**Short task**
Write out the listing below in full and exactly, leaving out every picture.

**Data**
▬▬▬▬▬▬▬▬▬▬
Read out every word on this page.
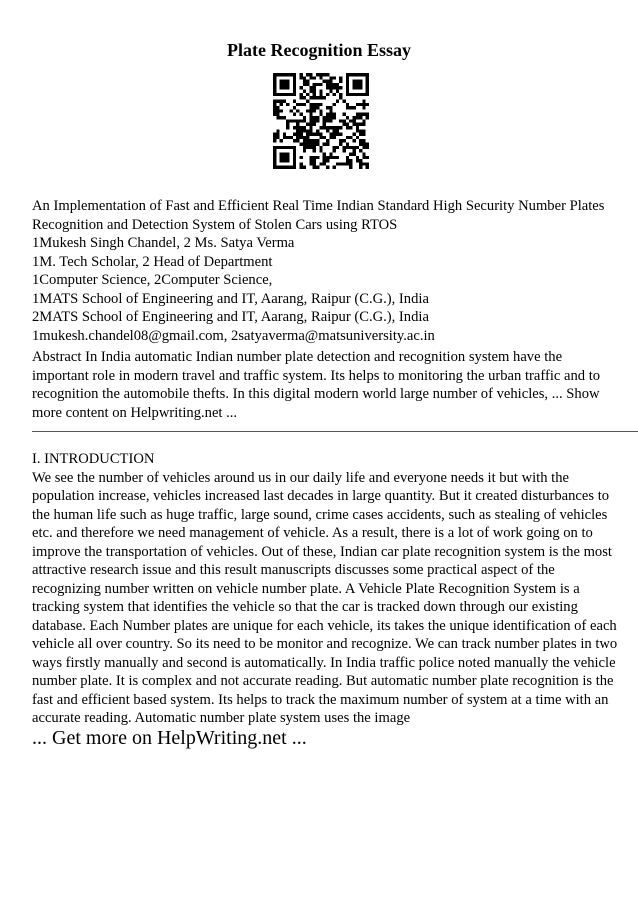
Plate Recognition Essay
An Implementation of Fast and Efficient Real Time Indian Standard High Security Number Plates
Recognition and Detection System of Stolen Cars using RTOS
1Mukesh Singh Chandel, 2 Ms. Satya Verma
1M. Tech Scholar, 2 Head of Department
1Computer Science, 2Computer Science,
1MATS School of Engineering and IT, Aarang, Raipur (C.G.), India
2MATS School of Engineering and IT, Aarang, Raipur (C.G.), India
1mukesh.chandel08@gmail.com, 2satyaverma@matsuniversity.ac.in
Abstract In India automatic Indian number plate detection and recognition system have the
important role in modern travel and traffic system. Its helps to monitoring the urban traffic and to
recognition the automobile thefts. In this digital modern world large number of vehicles, ... Show
more content on Helpwriting.net ...
I. INTRODUCTION
We see the number of vehicles around us in our daily life and everyone needs it but with the
population increase, vehicles increased last decades in large quantity. But it created disturbances to
the human life such as huge traffic, large sound, crime cases accidents, such as stealing of vehicles
etc. and therefore we need management of vehicle. As a result, there is a lot of work going on to
improve the transportation of vehicles. Out of these, Indian car plate recognition system is the most
attractive research issue and this result manuscripts discusses some practical aspect of the
recognizing number written on vehicle number plate. A Vehicle Plate Recognition System is a
tracking system that identifies the vehicle so that the car is tracked down through our existing
database. Each Number plates are unique for each vehicle, its takes the unique identification of each
vehicle all over country. So its need to be monitor and recognize. We can track number plates in two
ways firstly manually and second is automatically. In India traffic police noted manually the vehicle
number plate. It is complex and not accurate reading. But automatic number plate recognition is the
fast and efficient based system. Its helps to track the maximum number of system at a time with an
accurate reading. Automatic number plate system uses the image
... Get more on HelpWriting.net ...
▬▬▬▬▬▬▬▬▬▬
**Reply to the exercise**
Read out every word on this page.
Plate Recognition Essay
An Implementation of Fast and Efficient Real Time Indian Standard High Security Number Plates
Recognition and Detection System of Stolen Cars using RTOS
1Mukesh Singh Chandel, 2 Ms. Satya Verma
1M. Tech Scholar, 2 Head of Department
1Computer Science, 2Computer Science,
1MATS School of Engineering and IT, Aarang, Raipur (C.G.), India
2MATS School of Engineering and IT, Aarang, Raipur (C.G.), India
1mukesh.chandel08@gmail.com, 2satyaverma@matsuniversity.ac.in
Abstract In India automatic Indian number plate detection and recognition system have the
important role in modern travel and traffic system. Its helps to monitoring the urban traffic and to
recognition the automobile thefts. In this digital modern world large number of vehicles, ... Show
more content on Helpwriting.net ...
I. INTRODUCTION
We see the number of vehicles around us in our daily life and everyone needs it but with the
population increase, vehicles increased last decades in large quantity. But it created disturbances to
the human life such as huge traffic, large sound, crime cases accidents, such as stealing of vehicles
etc. and therefore we need management of vehicle. As a result, there is a lot of work going on to
improve the transportation of vehicles. Out of these, Indian car plate recognition system is the most
attractive research issue and this result manuscripts discusses some practical aspect of the
recognizing number written on vehicle number plate. A Vehicle Plate Recognition System is a
tracking system that identifies the vehicle so that the car is tracked down through our existing
database. Each Number plates are unique for each vehicle, its takes the unique identification of each
vehicle all over country. So its need to be monitor and recognize. We can track number plates in two
ways firstly manually and second is automatically. In India traffic police noted manually the vehicle
number plate. It is complex and not accurate reading. But automatic number plate recognition is the
fast and efficient based system. Its helps to track the maximum number of system at a time with an
accurate reading. Automatic number plate system uses the image
... Get more on HelpWriting.net ...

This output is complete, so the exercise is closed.